Find the string "right" in the records. Copy every line it appears in.

--

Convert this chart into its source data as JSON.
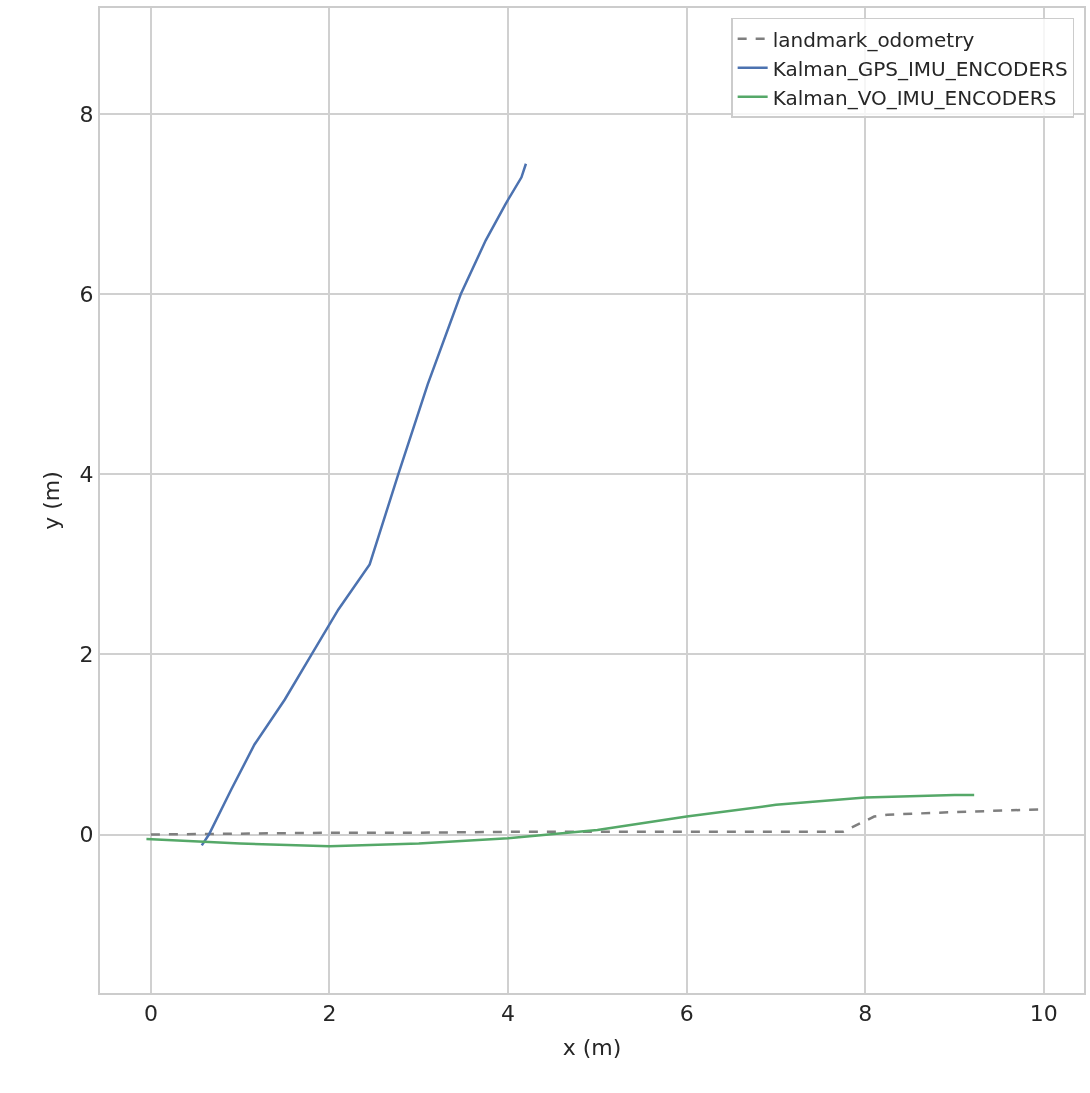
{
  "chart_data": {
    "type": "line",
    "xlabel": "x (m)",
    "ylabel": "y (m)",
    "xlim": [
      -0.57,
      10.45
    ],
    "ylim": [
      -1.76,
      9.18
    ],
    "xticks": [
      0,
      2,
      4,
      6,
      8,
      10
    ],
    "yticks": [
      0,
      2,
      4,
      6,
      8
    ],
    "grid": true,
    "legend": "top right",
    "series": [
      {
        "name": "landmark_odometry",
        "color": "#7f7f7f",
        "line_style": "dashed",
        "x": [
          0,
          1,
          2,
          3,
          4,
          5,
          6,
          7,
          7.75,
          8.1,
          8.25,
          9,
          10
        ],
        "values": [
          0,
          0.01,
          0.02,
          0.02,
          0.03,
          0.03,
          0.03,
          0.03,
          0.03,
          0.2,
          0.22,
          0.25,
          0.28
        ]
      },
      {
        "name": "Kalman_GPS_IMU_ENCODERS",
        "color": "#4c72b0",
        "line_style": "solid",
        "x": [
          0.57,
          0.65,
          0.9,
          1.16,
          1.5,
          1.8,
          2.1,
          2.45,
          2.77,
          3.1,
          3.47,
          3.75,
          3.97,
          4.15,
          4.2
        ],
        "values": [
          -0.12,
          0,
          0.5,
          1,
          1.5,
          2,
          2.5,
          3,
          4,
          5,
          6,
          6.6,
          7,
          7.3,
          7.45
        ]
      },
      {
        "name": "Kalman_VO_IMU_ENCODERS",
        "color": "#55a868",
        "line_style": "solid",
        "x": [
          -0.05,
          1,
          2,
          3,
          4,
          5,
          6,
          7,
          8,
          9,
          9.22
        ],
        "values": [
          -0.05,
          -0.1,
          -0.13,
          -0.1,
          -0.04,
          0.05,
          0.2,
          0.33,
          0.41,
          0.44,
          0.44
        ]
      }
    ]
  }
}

--

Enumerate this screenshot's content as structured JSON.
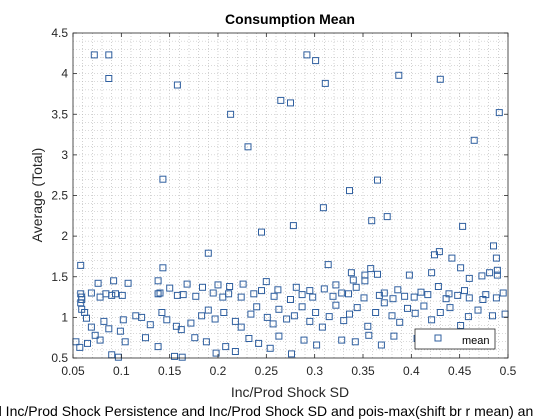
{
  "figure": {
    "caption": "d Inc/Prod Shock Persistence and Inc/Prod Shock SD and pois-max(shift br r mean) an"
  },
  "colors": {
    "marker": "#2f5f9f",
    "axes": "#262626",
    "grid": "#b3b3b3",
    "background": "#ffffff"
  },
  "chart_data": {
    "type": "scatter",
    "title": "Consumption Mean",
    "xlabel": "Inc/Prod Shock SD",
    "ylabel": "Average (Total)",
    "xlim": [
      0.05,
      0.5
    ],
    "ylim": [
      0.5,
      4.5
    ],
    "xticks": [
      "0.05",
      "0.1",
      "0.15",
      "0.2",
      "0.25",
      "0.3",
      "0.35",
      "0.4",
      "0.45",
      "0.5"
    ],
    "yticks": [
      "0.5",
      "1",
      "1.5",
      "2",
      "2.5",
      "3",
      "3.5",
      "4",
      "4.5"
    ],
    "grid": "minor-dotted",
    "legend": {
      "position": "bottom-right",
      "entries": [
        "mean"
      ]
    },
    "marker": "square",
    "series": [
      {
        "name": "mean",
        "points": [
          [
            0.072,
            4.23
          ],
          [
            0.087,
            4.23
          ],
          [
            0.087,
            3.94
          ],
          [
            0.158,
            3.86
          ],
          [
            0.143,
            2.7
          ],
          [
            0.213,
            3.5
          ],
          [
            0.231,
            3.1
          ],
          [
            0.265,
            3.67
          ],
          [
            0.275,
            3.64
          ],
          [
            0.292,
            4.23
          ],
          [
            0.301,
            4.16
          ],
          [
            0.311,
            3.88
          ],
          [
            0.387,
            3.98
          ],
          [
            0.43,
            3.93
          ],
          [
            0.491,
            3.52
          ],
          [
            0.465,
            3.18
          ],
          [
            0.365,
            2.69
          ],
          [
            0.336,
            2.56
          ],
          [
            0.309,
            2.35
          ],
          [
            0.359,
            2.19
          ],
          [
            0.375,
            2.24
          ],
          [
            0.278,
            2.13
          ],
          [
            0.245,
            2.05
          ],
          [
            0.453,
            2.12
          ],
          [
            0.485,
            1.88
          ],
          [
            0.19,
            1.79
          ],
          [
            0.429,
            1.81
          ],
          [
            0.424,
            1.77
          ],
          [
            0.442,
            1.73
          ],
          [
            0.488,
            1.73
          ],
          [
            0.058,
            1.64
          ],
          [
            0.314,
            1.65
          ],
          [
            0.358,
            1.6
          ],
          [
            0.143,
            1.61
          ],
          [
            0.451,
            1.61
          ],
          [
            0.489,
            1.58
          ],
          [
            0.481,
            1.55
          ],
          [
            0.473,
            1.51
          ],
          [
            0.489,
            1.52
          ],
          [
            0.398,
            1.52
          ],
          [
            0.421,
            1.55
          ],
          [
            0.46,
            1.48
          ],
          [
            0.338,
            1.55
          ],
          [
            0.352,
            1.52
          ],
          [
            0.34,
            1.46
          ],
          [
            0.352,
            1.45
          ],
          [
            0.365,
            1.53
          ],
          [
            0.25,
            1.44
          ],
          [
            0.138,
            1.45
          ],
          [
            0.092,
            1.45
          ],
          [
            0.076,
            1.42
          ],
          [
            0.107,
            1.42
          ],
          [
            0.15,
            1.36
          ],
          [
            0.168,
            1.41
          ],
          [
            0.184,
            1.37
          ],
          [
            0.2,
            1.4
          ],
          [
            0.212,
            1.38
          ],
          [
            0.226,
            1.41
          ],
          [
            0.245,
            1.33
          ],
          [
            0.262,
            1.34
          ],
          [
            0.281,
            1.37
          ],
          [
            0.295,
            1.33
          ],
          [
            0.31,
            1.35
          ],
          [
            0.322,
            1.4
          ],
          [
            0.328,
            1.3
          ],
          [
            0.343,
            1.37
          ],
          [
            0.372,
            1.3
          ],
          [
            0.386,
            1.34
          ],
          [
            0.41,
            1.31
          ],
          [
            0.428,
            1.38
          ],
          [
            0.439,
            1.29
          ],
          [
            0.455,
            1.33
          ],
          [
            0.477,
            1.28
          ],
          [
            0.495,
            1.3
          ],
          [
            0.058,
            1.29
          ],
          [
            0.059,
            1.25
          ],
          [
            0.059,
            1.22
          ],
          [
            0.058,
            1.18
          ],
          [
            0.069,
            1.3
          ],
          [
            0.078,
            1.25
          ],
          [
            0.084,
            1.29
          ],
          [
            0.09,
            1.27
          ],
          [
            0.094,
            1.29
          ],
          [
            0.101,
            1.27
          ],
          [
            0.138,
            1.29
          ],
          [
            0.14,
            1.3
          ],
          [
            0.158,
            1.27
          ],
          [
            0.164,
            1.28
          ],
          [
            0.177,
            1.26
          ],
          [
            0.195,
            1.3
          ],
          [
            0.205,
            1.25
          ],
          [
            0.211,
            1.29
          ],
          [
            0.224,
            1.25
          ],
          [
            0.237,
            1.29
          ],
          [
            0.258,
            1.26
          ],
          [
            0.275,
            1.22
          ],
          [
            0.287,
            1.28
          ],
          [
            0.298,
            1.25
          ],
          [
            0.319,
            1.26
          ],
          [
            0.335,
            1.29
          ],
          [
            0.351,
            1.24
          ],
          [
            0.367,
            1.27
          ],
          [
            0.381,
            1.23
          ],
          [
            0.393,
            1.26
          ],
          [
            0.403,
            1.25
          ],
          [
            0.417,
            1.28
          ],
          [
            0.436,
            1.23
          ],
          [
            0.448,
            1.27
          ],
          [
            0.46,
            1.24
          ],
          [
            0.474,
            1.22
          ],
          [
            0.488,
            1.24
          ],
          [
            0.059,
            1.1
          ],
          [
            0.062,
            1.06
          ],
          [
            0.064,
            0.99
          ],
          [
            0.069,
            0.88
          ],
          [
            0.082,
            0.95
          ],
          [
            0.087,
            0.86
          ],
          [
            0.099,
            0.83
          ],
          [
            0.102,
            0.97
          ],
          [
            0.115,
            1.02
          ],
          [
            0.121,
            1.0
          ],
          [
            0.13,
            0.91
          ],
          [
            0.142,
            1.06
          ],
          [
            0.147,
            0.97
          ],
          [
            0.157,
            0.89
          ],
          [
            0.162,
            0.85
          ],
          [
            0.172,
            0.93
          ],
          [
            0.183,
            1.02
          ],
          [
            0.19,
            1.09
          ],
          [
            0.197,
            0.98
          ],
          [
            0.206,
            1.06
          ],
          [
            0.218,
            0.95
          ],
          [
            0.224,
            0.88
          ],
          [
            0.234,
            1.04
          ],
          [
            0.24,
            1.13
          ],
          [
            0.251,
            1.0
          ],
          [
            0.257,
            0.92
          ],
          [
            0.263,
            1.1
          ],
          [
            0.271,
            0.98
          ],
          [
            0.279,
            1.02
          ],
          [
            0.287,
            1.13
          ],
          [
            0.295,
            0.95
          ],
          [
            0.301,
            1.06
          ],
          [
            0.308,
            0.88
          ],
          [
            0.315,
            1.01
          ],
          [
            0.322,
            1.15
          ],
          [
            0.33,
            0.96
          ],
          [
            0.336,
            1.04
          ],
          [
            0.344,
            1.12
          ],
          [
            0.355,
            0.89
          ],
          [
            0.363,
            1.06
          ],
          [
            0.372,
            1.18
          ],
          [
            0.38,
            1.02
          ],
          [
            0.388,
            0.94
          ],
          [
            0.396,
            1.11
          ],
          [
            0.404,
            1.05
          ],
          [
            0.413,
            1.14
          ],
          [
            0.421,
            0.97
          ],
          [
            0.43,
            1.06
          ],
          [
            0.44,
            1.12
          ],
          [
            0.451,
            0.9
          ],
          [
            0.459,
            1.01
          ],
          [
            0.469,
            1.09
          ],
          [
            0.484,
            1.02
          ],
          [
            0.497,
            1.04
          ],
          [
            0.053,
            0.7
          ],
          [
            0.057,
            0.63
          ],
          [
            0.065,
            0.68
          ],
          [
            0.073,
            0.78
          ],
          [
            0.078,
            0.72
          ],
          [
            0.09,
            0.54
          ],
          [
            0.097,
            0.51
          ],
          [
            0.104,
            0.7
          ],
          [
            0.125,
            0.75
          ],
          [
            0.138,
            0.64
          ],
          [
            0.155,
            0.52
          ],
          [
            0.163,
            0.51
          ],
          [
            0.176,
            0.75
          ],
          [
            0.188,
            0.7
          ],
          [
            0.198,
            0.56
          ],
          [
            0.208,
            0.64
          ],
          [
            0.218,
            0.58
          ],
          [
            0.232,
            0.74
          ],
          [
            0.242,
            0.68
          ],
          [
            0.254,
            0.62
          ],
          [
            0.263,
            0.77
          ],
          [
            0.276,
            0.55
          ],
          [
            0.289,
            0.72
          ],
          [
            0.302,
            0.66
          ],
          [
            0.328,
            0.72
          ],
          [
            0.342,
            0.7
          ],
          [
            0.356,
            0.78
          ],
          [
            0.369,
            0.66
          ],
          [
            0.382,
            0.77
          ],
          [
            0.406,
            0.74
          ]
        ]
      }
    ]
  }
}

--

• Answer for the task
    "legend": "top right",
      "position": "bottom-right",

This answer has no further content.